* begin *

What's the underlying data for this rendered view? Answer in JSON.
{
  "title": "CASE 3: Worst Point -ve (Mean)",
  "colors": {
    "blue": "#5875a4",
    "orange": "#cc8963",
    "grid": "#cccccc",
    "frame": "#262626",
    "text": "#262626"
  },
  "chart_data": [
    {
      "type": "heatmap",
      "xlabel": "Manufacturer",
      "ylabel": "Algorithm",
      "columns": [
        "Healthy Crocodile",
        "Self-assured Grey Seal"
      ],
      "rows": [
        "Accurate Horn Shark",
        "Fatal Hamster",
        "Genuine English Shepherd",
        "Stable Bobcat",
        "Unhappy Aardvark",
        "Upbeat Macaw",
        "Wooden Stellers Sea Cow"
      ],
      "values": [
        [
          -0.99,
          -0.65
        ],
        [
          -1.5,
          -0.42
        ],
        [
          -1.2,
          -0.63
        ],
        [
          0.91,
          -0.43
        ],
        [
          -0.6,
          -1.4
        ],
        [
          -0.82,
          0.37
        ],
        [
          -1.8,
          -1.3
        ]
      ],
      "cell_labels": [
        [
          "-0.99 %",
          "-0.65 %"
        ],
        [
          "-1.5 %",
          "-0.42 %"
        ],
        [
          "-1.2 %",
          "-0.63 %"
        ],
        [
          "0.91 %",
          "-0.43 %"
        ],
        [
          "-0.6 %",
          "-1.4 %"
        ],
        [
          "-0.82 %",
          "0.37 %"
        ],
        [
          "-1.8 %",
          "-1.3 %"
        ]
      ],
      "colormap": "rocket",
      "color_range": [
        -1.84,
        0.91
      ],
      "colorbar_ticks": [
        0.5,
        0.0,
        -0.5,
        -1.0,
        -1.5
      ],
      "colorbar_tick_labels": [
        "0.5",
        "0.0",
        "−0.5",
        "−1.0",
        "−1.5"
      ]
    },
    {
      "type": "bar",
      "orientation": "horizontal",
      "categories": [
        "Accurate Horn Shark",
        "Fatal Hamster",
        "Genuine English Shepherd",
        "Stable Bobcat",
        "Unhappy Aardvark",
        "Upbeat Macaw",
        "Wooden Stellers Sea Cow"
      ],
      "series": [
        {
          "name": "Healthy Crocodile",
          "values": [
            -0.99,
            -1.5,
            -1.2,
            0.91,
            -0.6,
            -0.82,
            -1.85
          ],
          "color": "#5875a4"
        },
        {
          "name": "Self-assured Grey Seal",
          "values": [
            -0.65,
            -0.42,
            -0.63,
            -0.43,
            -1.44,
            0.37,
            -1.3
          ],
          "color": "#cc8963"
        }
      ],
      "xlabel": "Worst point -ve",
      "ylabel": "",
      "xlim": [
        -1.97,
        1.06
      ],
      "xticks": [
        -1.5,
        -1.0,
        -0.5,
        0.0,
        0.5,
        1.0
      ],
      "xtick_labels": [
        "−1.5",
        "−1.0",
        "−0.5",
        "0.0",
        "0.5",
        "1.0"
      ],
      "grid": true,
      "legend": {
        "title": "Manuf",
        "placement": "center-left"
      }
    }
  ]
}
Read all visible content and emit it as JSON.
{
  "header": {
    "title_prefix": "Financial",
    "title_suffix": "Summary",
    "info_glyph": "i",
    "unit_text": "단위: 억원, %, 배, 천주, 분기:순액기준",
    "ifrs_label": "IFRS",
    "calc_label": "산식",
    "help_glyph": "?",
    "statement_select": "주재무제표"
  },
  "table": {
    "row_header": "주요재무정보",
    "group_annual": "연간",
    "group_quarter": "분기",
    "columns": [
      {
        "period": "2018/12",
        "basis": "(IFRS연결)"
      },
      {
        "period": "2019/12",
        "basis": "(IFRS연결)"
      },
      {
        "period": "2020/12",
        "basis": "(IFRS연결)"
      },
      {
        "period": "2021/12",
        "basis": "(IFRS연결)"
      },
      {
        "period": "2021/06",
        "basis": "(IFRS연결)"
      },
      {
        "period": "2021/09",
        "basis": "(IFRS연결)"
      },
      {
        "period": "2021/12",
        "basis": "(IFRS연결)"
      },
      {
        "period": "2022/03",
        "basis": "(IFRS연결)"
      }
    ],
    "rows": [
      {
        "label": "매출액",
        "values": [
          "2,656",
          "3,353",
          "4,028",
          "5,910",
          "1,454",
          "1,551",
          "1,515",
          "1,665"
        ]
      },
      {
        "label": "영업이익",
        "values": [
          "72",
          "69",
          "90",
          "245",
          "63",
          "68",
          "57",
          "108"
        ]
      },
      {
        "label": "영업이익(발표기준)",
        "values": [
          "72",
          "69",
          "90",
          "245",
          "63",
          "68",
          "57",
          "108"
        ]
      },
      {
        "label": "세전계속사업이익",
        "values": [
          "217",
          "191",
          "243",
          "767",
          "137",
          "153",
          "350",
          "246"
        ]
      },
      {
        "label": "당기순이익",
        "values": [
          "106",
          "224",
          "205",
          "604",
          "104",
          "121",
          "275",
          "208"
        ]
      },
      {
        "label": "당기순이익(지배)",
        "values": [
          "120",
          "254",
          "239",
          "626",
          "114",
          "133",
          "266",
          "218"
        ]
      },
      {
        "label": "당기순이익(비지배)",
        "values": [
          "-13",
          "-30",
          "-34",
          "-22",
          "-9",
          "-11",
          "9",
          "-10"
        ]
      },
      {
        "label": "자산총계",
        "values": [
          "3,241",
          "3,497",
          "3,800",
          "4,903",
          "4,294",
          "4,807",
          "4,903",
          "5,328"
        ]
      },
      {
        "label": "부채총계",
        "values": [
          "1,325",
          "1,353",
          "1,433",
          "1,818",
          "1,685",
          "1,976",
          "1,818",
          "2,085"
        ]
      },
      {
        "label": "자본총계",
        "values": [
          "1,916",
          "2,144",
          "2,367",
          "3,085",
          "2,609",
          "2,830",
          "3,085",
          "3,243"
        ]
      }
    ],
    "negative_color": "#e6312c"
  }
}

* end *

Short problem
Go through the material above and count the lines that contain "Self"; give that number alone.

Task solution
2